**Work to be completed:**
Quote exactly, and only, the lines from the one with "Read this page and output its text content." through the end of the listing.

##### Listed entries

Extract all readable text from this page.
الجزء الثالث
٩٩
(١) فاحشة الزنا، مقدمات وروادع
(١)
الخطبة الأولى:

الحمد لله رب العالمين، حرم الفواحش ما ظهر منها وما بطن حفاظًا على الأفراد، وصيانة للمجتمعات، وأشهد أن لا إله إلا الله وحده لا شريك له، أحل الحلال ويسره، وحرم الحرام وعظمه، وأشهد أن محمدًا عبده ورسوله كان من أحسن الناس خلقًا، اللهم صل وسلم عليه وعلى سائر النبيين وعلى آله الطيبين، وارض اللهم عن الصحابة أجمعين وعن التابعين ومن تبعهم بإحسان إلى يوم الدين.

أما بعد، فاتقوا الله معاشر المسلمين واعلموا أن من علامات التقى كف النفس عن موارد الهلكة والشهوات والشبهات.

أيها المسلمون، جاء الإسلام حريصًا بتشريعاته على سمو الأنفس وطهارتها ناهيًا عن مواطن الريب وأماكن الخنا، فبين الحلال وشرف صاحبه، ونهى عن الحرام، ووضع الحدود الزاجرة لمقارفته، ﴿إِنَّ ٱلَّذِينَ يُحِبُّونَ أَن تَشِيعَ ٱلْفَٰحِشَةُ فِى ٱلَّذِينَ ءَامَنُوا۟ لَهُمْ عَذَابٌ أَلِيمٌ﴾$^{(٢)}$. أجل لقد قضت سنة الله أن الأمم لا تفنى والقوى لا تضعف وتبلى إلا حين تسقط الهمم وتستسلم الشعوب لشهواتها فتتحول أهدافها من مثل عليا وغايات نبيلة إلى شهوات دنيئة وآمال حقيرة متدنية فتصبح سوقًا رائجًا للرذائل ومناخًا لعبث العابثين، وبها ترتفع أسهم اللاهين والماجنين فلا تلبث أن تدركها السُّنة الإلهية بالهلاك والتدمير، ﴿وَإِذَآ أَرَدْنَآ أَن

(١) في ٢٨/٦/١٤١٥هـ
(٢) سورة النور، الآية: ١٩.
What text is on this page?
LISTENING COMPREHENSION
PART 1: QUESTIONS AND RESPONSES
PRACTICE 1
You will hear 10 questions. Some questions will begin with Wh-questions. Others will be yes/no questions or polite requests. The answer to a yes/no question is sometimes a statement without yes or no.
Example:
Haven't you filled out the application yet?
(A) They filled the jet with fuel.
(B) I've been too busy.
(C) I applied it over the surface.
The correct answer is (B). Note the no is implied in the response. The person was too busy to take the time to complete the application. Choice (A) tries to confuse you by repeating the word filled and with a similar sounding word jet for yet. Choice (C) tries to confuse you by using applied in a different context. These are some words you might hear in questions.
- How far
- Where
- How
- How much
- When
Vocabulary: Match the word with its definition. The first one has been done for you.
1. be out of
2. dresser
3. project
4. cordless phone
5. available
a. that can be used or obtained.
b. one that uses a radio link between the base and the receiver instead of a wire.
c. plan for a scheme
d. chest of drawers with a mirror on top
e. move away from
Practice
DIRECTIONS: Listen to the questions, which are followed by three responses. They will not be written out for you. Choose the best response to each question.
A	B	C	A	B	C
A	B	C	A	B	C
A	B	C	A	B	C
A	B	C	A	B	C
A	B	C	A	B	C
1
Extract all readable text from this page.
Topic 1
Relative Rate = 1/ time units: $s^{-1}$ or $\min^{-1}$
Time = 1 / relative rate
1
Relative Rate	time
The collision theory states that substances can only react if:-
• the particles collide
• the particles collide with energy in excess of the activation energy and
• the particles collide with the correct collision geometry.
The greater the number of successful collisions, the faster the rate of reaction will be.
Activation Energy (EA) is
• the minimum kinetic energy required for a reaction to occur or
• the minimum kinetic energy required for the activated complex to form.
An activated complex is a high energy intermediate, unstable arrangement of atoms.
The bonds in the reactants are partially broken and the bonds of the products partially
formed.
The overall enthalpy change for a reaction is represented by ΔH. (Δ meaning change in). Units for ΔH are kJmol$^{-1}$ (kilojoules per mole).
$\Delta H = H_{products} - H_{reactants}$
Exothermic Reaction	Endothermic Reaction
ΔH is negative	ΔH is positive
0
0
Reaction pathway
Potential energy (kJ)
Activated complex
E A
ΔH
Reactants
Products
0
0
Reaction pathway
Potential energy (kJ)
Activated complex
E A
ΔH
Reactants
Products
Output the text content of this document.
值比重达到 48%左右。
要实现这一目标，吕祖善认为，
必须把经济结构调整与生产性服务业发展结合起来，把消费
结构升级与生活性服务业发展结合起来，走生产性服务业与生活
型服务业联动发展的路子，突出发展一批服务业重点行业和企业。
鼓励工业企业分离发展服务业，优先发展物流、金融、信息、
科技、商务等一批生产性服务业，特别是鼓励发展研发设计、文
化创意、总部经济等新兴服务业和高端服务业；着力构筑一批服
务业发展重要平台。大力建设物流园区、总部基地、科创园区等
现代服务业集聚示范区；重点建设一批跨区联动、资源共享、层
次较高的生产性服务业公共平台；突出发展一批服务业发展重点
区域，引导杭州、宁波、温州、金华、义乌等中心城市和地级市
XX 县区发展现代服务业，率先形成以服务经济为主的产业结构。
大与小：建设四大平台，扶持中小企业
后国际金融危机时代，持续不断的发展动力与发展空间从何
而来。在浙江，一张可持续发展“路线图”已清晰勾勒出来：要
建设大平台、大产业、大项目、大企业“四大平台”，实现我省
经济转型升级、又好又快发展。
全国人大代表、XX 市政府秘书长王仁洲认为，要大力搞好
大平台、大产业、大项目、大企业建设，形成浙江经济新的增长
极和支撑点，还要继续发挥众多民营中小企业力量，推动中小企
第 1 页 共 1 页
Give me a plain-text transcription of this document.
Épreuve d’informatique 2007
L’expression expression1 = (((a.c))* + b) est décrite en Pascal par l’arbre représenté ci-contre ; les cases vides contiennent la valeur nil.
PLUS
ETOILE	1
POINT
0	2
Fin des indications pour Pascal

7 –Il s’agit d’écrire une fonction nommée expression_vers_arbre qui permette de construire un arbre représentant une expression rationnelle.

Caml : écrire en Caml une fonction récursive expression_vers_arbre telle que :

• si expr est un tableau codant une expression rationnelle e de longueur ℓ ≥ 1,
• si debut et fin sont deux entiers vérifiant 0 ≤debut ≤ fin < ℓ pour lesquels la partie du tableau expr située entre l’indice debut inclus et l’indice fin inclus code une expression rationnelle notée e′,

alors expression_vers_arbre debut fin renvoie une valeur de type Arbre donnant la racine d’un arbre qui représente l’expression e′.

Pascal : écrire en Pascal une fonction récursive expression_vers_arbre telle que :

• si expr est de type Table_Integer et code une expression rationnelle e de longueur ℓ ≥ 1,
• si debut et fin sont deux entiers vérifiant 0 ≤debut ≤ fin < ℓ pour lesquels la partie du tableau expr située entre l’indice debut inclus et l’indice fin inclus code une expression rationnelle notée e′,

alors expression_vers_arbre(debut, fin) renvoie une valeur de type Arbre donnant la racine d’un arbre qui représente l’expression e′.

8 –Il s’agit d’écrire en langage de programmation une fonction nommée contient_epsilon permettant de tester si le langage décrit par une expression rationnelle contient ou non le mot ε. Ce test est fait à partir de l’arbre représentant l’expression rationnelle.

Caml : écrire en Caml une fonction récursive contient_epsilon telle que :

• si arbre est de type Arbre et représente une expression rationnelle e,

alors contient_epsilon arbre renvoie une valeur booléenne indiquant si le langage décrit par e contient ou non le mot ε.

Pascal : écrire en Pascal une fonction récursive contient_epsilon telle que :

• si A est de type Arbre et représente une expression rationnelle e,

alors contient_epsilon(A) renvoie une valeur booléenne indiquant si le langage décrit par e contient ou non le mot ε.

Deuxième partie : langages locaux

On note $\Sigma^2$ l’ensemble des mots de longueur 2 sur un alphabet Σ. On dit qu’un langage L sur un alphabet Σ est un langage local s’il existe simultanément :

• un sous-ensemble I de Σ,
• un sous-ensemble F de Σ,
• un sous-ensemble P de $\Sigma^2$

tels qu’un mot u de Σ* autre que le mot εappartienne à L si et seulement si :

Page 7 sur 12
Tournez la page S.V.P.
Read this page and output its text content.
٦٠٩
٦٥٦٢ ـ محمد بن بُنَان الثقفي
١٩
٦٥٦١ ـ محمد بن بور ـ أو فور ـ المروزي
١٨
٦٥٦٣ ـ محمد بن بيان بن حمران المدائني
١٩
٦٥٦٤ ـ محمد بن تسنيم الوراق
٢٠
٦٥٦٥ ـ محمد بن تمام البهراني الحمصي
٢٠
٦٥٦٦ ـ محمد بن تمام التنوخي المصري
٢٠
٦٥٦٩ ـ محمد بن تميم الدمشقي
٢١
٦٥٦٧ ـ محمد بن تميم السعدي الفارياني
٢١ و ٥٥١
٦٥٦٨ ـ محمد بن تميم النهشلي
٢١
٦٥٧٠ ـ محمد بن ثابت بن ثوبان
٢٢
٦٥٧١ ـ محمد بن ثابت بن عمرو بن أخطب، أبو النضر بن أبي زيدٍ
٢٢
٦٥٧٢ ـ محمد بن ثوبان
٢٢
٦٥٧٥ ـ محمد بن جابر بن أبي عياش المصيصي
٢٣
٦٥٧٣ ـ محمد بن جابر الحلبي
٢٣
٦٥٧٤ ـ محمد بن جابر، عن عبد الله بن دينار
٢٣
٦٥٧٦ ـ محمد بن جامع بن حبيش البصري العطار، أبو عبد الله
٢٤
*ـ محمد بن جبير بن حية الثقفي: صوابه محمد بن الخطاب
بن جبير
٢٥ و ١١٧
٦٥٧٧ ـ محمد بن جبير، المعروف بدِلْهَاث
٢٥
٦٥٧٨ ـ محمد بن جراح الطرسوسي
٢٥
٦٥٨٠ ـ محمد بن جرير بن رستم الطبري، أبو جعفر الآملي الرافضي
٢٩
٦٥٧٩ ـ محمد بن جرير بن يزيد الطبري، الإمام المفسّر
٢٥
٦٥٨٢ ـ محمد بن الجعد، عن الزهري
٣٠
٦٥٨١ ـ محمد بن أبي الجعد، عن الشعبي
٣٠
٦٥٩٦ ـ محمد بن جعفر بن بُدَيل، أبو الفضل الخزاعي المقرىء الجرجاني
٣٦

##########

**Result of this task:**
Read this page and output its text content.
٦٠٩
٦٥٦٢ ـ محمد بن بُنَان الثقفي
١٩
٦٥٦١ ـ محمد بن بور ـ أو فور ـ المروزي
١٨
٦٥٦٣ ـ محمد بن بيان بن حمران المدائني
١٩
٦٥٦٤ ـ محمد بن تسنيم الوراق
٢٠
٦٥٦٥ ـ محمد بن تمام البهراني الحمصي
٢٠
٦٥٦٦ ـ محمد بن تمام التنوخي المصري
٢٠
٦٥٦٩ ـ محمد بن تميم الدمشقي
٢١
٦٥٦٧ ـ محمد بن تميم السعدي الفارياني
٢١ و ٥٥١
٦٥٦٨ ـ محمد بن تميم النهشلي
٢١
٦٥٧٠ ـ محمد بن ثابت بن ثوبان
٢٢
٦٥٧١ ـ محمد بن ثابت بن عمرو بن أخطب، أبو النضر بن أبي زيدٍ
٢٢
٦٥٧٢ ـ محمد بن ثوبان
٢٢
٦٥٧٥ ـ محمد بن جابر بن أبي عياش المصيصي
٢٣
٦٥٧٣ ـ محمد بن جابر الحلبي
٢٣
٦٥٧٤ ـ محمد بن جابر، عن عبد الله بن دينار
٢٣
٦٥٧٦ ـ محمد بن جامع بن حبيش البصري العطار، أبو عبد الله
٢٤
*ـ محمد بن جبير بن حية الثقفي: صوابه محمد بن الخطاب
بن جبير
٢٥ و ١١٧
٦٥٧٧ ـ محمد بن جبير، المعروف بدِلْهَاث
٢٥
٦٥٧٨ ـ محمد بن جراح الطرسوسي
٢٥
٦٥٨٠ ـ محمد بن جرير بن رستم الطبري، أبو جعفر الآملي الرافضي
٢٩
٦٥٧٩ ـ محمد بن جرير بن يزيد الطبري، الإمام المفسّر
٢٥
٦٥٨٢ ـ محمد بن الجعد، عن الزهري
٣٠
٦٥٨١ ـ محمد بن أبي الجعد، عن الشعبي
٣٠
٦٥٩٦ ـ محمد بن جعفر بن بُدَيل، أبو الفضل الخزاعي المقرىء الجرجاني
٣٦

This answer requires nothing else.